* [PROBLEM DESCRIPTION]:
Go through the entries below and collect each line with the string "artists" in it.

* [ENTRIES]:
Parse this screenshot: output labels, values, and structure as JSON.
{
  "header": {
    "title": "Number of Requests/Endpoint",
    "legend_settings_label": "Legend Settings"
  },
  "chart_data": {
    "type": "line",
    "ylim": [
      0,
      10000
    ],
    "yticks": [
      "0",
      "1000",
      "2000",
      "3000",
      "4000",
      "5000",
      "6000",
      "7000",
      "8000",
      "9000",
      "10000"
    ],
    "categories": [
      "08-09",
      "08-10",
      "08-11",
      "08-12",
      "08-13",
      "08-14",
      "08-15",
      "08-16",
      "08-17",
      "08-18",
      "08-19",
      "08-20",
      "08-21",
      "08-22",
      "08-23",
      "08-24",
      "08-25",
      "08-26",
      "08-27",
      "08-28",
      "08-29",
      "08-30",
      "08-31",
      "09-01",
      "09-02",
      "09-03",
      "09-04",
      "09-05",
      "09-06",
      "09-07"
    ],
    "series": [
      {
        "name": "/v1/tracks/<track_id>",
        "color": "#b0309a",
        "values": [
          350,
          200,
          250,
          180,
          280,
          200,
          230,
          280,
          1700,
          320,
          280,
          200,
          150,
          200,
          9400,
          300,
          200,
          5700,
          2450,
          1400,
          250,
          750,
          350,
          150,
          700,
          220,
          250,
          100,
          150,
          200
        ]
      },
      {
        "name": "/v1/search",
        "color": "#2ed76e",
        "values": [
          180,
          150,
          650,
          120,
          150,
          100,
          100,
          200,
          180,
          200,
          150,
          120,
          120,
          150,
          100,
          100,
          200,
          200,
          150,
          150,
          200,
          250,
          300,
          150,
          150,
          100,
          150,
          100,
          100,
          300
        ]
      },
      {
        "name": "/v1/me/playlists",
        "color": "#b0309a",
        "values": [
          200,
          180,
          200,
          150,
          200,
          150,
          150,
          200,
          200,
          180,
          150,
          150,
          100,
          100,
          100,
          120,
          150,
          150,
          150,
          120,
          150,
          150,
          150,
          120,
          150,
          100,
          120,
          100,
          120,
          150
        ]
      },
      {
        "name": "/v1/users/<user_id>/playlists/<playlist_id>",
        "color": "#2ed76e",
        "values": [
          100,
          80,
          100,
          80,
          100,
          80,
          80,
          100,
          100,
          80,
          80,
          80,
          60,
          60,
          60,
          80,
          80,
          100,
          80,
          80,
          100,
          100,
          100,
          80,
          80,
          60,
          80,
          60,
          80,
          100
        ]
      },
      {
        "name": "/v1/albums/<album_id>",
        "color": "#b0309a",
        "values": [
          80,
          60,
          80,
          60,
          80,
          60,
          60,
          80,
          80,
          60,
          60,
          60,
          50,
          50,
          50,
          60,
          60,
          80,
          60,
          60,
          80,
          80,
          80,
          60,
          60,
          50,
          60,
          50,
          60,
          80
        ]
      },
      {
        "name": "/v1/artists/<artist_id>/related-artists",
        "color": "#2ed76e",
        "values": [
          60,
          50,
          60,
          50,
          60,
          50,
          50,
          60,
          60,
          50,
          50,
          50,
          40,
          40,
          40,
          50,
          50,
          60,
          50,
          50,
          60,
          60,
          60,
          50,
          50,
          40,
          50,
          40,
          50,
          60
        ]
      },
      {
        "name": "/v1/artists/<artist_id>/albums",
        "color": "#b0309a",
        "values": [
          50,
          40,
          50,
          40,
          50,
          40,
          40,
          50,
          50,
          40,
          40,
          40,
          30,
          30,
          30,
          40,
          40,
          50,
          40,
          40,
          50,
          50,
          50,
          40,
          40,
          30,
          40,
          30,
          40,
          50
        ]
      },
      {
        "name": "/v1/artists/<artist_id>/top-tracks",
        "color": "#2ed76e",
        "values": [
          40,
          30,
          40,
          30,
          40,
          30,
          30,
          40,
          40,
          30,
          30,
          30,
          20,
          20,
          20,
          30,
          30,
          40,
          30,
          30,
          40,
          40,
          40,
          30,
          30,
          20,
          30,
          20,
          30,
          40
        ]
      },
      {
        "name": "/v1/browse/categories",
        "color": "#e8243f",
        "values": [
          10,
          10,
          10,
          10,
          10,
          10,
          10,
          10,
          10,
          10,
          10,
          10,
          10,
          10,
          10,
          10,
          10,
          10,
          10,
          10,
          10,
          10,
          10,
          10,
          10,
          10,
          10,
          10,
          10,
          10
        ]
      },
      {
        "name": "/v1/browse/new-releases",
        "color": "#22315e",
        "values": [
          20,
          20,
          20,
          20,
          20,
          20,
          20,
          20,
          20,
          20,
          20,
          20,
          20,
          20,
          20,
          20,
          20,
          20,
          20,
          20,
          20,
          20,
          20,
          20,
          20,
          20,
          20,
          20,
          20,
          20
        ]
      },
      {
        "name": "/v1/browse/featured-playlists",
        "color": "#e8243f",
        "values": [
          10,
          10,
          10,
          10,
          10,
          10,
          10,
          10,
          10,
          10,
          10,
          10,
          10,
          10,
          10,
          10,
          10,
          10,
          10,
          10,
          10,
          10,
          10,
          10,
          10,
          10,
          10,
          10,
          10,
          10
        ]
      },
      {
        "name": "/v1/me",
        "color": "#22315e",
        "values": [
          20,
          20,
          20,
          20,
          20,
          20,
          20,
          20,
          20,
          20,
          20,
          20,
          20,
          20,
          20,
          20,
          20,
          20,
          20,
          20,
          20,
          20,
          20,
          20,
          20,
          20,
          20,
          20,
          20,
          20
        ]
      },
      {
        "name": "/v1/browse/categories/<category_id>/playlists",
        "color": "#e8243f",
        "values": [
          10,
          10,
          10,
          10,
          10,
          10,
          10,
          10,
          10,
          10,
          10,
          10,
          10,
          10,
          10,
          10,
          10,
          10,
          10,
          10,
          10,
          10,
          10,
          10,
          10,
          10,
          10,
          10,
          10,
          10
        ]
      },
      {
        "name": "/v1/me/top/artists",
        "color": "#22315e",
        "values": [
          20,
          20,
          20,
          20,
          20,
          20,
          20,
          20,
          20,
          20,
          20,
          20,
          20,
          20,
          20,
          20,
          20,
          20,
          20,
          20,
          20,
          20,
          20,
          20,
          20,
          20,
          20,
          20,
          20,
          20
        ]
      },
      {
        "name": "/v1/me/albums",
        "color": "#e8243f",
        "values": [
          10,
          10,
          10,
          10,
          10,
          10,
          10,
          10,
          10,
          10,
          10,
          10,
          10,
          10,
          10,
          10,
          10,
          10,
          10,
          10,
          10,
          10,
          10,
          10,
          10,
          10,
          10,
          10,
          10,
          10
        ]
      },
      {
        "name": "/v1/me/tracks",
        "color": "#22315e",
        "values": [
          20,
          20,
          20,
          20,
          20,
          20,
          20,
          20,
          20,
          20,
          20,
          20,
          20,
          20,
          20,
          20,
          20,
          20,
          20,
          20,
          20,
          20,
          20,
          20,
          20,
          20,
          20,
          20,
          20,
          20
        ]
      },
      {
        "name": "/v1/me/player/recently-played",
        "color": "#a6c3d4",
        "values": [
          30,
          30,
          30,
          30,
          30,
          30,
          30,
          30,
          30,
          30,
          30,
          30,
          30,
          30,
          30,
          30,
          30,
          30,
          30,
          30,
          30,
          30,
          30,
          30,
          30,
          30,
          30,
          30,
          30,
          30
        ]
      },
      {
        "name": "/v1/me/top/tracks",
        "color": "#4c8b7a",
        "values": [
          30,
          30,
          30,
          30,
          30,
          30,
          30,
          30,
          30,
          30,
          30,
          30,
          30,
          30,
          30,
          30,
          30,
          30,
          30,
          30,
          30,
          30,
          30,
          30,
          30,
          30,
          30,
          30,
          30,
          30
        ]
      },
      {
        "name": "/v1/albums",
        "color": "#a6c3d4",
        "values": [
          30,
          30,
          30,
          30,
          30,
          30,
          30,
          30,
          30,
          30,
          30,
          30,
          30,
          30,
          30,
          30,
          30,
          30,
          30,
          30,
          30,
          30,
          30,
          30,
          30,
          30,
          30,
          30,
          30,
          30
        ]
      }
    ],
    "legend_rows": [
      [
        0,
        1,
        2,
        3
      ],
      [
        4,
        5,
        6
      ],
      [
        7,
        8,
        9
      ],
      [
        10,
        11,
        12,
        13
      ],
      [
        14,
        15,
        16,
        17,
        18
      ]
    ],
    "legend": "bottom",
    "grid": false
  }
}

* [REPLY]:
        "name": "/v1/artists/<artist_id>/related-artists",
        "name": "/v1/artists/<artist_id>/albums",
        "name": "/v1/artists/<artist_id>/top-tracks",
        "name": "/v1/me/top/artists",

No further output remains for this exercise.